▸ **Extracted records**
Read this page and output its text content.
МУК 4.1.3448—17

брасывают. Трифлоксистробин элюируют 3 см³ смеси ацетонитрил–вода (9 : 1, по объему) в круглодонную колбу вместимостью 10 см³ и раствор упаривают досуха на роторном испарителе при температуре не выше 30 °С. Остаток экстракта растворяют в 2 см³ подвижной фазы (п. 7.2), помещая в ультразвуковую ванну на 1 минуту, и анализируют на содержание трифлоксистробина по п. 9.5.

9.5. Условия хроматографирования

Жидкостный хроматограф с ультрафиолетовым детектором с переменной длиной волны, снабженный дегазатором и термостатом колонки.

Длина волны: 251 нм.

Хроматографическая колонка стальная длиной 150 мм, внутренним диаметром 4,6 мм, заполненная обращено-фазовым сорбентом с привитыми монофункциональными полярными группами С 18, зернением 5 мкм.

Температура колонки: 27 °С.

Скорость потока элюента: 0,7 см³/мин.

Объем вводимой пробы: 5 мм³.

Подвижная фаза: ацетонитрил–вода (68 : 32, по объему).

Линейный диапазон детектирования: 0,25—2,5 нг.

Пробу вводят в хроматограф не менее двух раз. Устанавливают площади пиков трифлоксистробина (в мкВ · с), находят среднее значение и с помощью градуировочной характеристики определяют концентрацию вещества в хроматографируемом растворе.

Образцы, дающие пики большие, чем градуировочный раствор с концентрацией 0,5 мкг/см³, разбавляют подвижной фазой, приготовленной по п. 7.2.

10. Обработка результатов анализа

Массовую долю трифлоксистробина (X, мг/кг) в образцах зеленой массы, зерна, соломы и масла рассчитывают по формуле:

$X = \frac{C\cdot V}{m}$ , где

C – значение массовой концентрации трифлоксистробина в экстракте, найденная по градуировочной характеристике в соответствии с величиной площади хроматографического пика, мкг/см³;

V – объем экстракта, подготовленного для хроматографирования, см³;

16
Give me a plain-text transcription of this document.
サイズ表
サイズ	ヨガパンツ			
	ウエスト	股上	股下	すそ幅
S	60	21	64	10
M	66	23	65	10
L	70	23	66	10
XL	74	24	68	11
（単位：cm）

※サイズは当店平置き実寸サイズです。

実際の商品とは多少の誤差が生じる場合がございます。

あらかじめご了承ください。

▸ **WHAT TO PRODUCE**
Repeat the data in its entirety, character for character.

▸ **OUTPUT BELOW**
Read this page and output its text content.
МУК 4.1.3448—17

брасывают. Трифлоксистробин элюируют 3 см³ смеси ацетонитрил–вода (9 : 1, по объему) в круглодонную колбу вместимостью 10 см³ и раствор упаривают досуха на роторном испарителе при температуре не выше 30 °С. Остаток экстракта растворяют в 2 см³ подвижной фазы (п. 7.2), помещая в ультразвуковую ванну на 1 минуту, и анализируют на содержание трифлоксистробина по п. 9.5.

9.5. Условия хроматографирования

Жидкостный хроматограф с ультрафиолетовым детектором с переменной длиной волны, снабженный дегазатором и термостатом колонки.

Длина волны: 251 нм.

Хроматографическая колонка стальная длиной 150 мм, внутренним диаметром 4,6 мм, заполненная обращено-фазовым сорбентом с привитыми монофункциональными полярными группами С 18, зернением 5 мкм.

Температура колонки: 27 °С.

Скорость потока элюента: 0,7 см³/мин.

Объем вводимой пробы: 5 мм³.

Подвижная фаза: ацетонитрил–вода (68 : 32, по объему).

Линейный диапазон детектирования: 0,25—2,5 нг.

Пробу вводят в хроматограф не менее двух раз. Устанавливают площади пиков трифлоксистробина (в мкВ · с), находят среднее значение и с помощью градуировочной характеристики определяют концентрацию вещества в хроматографируемом растворе.

Образцы, дающие пики большие, чем градуировочный раствор с концентрацией 0,5 мкг/см³, разбавляют подвижной фазой, приготовленной по п. 7.2.

10. Обработка результатов анализа

Массовую долю трифлоксистробина (X, мг/кг) в образцах зеленой массы, зерна, соломы и масла рассчитывают по формуле:

$X = \frac{C\cdot V}{m}$ , где

C – значение массовой концентрации трифлоксистробина в экстракте, найденная по градуировочной характеристике в соответствии с величиной площади хроматографического пика, мкг/см³;

V – объем экстракта, подготовленного для хроматографирования, см³;

16
Give me a plain-text transcription of this document.
サイズ表
サイズ	ヨガパンツ			
	ウエスト	股上	股下	すそ幅
S	60	21	64	10
M	66	23	65	10
L	70	23	66	10
XL	74	24	68	11
（単位：cm）

※サイズは当店平置き実寸サイズです。

実際の商品とは多少の誤差が生じる場合がございます。

あらかじめご了承ください。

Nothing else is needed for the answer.